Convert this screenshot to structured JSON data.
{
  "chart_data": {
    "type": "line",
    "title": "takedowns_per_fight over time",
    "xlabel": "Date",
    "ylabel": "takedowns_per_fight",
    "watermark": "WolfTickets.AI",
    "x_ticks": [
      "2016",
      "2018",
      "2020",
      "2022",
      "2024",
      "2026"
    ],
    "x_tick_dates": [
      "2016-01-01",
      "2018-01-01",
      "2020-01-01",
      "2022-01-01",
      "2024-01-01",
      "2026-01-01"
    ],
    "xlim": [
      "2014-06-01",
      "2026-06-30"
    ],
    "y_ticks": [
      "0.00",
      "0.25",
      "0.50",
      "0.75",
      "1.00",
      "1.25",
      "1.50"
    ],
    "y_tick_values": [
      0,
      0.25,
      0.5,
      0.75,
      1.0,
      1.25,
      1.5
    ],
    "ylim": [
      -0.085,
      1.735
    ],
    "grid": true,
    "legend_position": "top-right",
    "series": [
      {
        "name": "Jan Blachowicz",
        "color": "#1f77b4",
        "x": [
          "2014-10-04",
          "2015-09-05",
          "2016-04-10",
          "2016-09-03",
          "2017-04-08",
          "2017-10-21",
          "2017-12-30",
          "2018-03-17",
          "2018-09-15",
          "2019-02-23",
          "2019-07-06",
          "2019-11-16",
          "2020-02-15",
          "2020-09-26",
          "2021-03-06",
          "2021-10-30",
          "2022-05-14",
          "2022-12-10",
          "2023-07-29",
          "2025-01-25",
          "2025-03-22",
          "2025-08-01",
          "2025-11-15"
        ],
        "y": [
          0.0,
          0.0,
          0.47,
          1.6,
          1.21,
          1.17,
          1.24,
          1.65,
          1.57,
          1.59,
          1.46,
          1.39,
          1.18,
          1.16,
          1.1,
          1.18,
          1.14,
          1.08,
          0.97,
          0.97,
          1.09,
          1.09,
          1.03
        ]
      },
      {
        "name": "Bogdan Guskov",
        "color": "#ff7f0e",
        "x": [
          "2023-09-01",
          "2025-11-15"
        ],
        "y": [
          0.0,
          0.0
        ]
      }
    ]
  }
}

Written request ::
Exactly reproduce every line of the data above.

Written response ::
Convert this screenshot to structured JSON data.
{
  "chart_data": {
    "type": "line",
    "title": "takedowns_per_fight over time",
    "xlabel": "Date",
    "ylabel": "takedowns_per_fight",
    "watermark": "WolfTickets.AI",
    "x_ticks": [
      "2016",
      "2018",
      "2020",
      "2022",
      "2024",
      "2026"
    ],
    "x_tick_dates": [
      "2016-01-01",
      "2018-01-01",
      "2020-01-01",
      "2022-01-01",
      "2024-01-01",
      "2026-01-01"
    ],
    "xlim": [
      "2014-06-01",
      "2026-06-30"
    ],
    "y_ticks": [
      "0.00",
      "0.25",
      "0.50",
      "0.75",
      "1.00",
      "1.25",
      "1.50"
    ],
    "y_tick_values": [
      0,
      0.25,
      0.5,
      0.75,
      1.0,
      1.25,
      1.5
    ],
    "ylim": [
      -0.085,
      1.735
    ],
    "grid": true,
    "legend_position": "top-right",
    "series": [
      {
        "name": "Jan Blachowicz",
        "color": "#1f77b4",
        "x": [
          "2014-10-04",
          "2015-09-05",
          "2016-04-10",
          "2016-09-03",
          "2017-04-08",
          "2017-10-21",
          "2017-12-30",
          "2018-03-17",
          "2018-09-15",
          "2019-02-23",
          "2019-07-06",
          "2019-11-16",
          "2020-02-15",
          "2020-09-26",
          "2021-03-06",
          "2021-10-30",
          "2022-05-14",
          "2022-12-10",
          "2023-07-29",
          "2025-01-25",
          "2025-03-22",
          "2025-08-01",
          "2025-11-15"
        ],
        "y": [
          0.0,
          0.0,
          0.47,
          1.6,
          1.21,
          1.17,
          1.24,
          1.65,
          1.57,
          1.59,
          1.46,
          1.39,
          1.18,
          1.16,
          1.1,
          1.18,
          1.14,
          1.08,
          0.97,
          0.97,
          1.09,
          1.09,
          1.03
        ]
      },
      {
        "name": "Bogdan Guskov",
        "color": "#ff7f0e",
        "x": [
          "2023-09-01",
          "2025-11-15"
        ],
        "y": [
          0.0,
          0.0
        ]
      }
    ]
  }
}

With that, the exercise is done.